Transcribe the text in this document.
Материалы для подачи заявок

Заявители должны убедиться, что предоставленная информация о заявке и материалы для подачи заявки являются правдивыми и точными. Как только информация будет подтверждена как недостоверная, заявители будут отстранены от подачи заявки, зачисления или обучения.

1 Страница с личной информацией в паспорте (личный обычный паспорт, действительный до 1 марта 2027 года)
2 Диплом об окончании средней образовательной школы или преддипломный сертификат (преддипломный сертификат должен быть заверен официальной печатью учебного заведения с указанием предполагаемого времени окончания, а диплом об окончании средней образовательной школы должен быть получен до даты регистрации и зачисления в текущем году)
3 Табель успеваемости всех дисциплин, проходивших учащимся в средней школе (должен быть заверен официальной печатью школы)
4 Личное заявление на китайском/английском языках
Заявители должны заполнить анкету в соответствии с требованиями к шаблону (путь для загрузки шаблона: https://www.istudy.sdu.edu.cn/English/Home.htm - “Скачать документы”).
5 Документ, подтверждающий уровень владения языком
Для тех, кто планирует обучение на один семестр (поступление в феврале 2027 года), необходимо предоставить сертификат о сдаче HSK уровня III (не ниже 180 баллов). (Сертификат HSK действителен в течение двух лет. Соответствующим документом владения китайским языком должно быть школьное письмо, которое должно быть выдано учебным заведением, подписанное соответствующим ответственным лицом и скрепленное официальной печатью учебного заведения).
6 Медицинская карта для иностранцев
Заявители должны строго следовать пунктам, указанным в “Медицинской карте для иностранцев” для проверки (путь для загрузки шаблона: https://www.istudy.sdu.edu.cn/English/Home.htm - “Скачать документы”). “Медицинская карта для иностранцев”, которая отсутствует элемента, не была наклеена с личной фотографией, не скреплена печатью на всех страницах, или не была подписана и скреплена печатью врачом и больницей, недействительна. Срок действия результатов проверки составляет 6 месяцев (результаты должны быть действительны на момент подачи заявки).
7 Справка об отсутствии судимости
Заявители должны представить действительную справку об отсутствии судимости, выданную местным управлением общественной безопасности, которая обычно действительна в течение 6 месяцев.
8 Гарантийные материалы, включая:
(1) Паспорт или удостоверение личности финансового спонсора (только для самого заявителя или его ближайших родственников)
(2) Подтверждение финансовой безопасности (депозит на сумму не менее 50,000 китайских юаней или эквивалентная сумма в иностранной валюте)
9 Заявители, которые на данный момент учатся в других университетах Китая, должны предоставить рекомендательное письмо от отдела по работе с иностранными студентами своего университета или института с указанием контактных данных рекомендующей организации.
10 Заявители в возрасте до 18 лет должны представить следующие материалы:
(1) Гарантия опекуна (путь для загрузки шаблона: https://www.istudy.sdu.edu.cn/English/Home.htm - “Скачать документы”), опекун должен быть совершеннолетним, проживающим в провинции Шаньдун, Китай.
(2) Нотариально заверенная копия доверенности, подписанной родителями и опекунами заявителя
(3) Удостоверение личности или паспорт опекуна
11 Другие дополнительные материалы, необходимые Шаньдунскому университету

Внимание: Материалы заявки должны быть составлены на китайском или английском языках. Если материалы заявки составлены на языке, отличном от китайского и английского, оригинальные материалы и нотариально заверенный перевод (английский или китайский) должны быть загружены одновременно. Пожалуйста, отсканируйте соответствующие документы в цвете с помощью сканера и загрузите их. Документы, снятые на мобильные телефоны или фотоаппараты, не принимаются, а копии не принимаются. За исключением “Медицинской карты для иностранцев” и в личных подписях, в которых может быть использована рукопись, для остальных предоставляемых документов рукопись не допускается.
= = =
▶ [What the exercise asks]:
Repeat the preceding lines exactly, please, every one of them.

▶ [Complete output]:
Transcribe the text in this document.
Материалы для подачи заявок

Заявители должны убедиться, что предоставленная информация о заявке и материалы для подачи заявки являются правдивыми и точными. Как только информация будет подтверждена как недостоверная, заявители будут отстранены от подачи заявки, зачисления или обучения.

1 Страница с личной информацией в паспорте (личный обычный паспорт, действительный до 1 марта 2027 года)
2 Диплом об окончании средней образовательной школы или преддипломный сертификат (преддипломный сертификат должен быть заверен официальной печатью учебного заведения с указанием предполагаемого времени окончания, а диплом об окончании средней образовательной школы должен быть получен до даты регистрации и зачисления в текущем году)
3 Табель успеваемости всех дисциплин, проходивших учащимся в средней школе (должен быть заверен официальной печатью школы)
4 Личное заявление на китайском/английском языках
Заявители должны заполнить анкету в соответствии с требованиями к шаблону (путь для загрузки шаблона: https://www.istudy.sdu.edu.cn/English/Home.htm - “Скачать документы”).
5 Документ, подтверждающий уровень владения языком
Для тех, кто планирует обучение на один семестр (поступление в феврале 2027 года), необходимо предоставить сертификат о сдаче HSK уровня III (не ниже 180 баллов). (Сертификат HSK действителен в течение двух лет. Соответствующим документом владения китайским языком должно быть школьное письмо, которое должно быть выдано учебным заведением, подписанное соответствующим ответственным лицом и скрепленное официальной печатью учебного заведения).
6 Медицинская карта для иностранцев
Заявители должны строго следовать пунктам, указанным в “Медицинской карте для иностранцев” для проверки (путь для загрузки шаблона: https://www.istudy.sdu.edu.cn/English/Home.htm - “Скачать документы”). “Медицинская карта для иностранцев”, которая отсутствует элемента, не была наклеена с личной фотографией, не скреплена печатью на всех страницах, или не была подписана и скреплена печатью врачом и больницей, недействительна. Срок действия результатов проверки составляет 6 месяцев (результаты должны быть действительны на момент подачи заявки).
7 Справка об отсутствии судимости
Заявители должны представить действительную справку об отсутствии судимости, выданную местным управлением общественной безопасности, которая обычно действительна в течение 6 месяцев.
8 Гарантийные материалы, включая:
(1) Паспорт или удостоверение личности финансового спонсора (только для самого заявителя или его ближайших родственников)
(2) Подтверждение финансовой безопасности (депозит на сумму не менее 50,000 китайских юаней или эквивалентная сумма в иностранной валюте)
9 Заявители, которые на данный момент учатся в других университетах Китая, должны предоставить рекомендательное письмо от отдела по работе с иностранными студентами своего университета или института с указанием контактных данных рекомендующей организации.
10 Заявители в возрасте до 18 лет должны представить следующие материалы:
(1) Гарантия опекуна (путь для загрузки шаблона: https://www.istudy.sdu.edu.cn/English/Home.htm - “Скачать документы”), опекун должен быть совершеннолетним, проживающим в провинции Шаньдун, Китай.
(2) Нотариально заверенная копия доверенности, подписанной родителями и опекунами заявителя
(3) Удостоверение личности или паспорт опекуна
11 Другие дополнительные материалы, необходимые Шаньдунскому университету

Внимание: Материалы заявки должны быть составлены на китайском или английском языках. Если материалы заявки составлены на языке, отличном от китайского и английского, оригинальные материалы и нотариально заверенный перевод (английский или китайский) должны быть загружены одновременно. Пожалуйста, отсканируйте соответствующие документы в цвете с помощью сканера и загрузите их. Документы, снятые на мобильные телефоны или фотоаппараты, не принимаются, а копии не принимаются. За исключением “Медицинской карты для иностранцев” и в личных подписях, в которых может быть использована рукопись, для остальных предоставляемых документов рукопись не допускается.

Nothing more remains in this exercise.